(Entries from a dataset)
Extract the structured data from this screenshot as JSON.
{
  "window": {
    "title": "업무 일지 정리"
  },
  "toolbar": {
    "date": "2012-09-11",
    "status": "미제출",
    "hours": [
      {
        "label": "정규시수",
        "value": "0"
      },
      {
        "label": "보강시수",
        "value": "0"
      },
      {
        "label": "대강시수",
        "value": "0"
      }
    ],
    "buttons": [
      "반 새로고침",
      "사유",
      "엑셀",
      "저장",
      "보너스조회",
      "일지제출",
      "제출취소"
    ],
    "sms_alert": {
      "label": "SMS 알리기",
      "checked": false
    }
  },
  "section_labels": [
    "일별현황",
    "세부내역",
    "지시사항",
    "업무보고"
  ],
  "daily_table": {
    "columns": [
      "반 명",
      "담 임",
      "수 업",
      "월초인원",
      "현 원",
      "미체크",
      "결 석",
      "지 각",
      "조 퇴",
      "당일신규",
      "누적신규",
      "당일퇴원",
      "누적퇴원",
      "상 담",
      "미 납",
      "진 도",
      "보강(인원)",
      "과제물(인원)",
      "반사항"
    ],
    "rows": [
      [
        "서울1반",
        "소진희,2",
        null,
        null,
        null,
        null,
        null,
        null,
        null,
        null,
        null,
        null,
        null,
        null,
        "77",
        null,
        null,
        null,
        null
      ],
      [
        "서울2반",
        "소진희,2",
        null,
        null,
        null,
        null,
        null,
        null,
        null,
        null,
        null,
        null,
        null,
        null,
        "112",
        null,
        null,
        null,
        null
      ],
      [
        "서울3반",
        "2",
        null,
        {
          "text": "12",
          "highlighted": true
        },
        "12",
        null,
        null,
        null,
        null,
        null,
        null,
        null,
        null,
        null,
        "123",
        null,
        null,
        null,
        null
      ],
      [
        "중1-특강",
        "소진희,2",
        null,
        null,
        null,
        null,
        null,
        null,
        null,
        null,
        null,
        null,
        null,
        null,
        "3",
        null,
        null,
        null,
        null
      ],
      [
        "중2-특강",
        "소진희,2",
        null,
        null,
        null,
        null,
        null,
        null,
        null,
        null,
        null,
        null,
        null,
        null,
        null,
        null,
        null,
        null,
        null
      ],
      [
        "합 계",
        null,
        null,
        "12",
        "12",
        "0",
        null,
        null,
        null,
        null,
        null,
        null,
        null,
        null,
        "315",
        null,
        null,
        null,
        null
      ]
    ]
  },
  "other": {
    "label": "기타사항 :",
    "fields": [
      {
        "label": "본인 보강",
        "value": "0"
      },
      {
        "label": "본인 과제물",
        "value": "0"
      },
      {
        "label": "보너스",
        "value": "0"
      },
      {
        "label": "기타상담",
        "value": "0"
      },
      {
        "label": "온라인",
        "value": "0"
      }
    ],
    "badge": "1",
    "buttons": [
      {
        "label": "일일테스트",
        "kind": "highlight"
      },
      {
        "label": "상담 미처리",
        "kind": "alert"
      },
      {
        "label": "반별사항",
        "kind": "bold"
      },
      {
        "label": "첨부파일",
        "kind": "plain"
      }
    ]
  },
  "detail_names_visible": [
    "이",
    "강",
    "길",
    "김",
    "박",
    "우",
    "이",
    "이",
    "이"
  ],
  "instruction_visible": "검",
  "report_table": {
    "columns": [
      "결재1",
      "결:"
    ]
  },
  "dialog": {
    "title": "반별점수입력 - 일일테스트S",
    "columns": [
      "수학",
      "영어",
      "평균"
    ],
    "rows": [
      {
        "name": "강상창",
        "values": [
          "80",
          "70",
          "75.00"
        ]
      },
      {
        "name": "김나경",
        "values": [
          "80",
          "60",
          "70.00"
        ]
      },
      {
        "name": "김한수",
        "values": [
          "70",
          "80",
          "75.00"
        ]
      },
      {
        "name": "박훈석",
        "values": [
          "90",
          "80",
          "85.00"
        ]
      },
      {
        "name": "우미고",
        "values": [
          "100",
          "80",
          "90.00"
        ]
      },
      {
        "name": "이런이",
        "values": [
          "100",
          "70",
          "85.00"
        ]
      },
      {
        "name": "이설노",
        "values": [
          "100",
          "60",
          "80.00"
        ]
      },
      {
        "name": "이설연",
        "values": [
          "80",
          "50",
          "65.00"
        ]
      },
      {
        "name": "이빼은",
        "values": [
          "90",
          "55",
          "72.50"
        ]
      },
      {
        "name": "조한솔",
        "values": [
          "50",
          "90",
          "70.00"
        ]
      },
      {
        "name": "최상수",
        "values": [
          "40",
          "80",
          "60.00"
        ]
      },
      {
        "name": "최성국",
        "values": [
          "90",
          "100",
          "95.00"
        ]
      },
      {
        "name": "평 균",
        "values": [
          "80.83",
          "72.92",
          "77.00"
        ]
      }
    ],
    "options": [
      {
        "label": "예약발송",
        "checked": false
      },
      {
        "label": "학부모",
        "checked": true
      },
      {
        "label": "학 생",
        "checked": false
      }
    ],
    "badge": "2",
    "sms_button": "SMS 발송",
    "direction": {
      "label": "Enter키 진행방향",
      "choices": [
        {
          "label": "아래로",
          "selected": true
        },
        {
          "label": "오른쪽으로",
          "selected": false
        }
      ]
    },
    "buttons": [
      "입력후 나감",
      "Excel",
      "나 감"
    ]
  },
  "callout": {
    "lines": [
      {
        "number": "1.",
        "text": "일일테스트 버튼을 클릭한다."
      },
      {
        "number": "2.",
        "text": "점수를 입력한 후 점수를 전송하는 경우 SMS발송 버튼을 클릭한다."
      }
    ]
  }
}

[Task objective] Pick each line holding the word "checked" out of the data and copy it.

[Task solution]
      "checked": false
        "checked": false
        "checked": true
        "checked": false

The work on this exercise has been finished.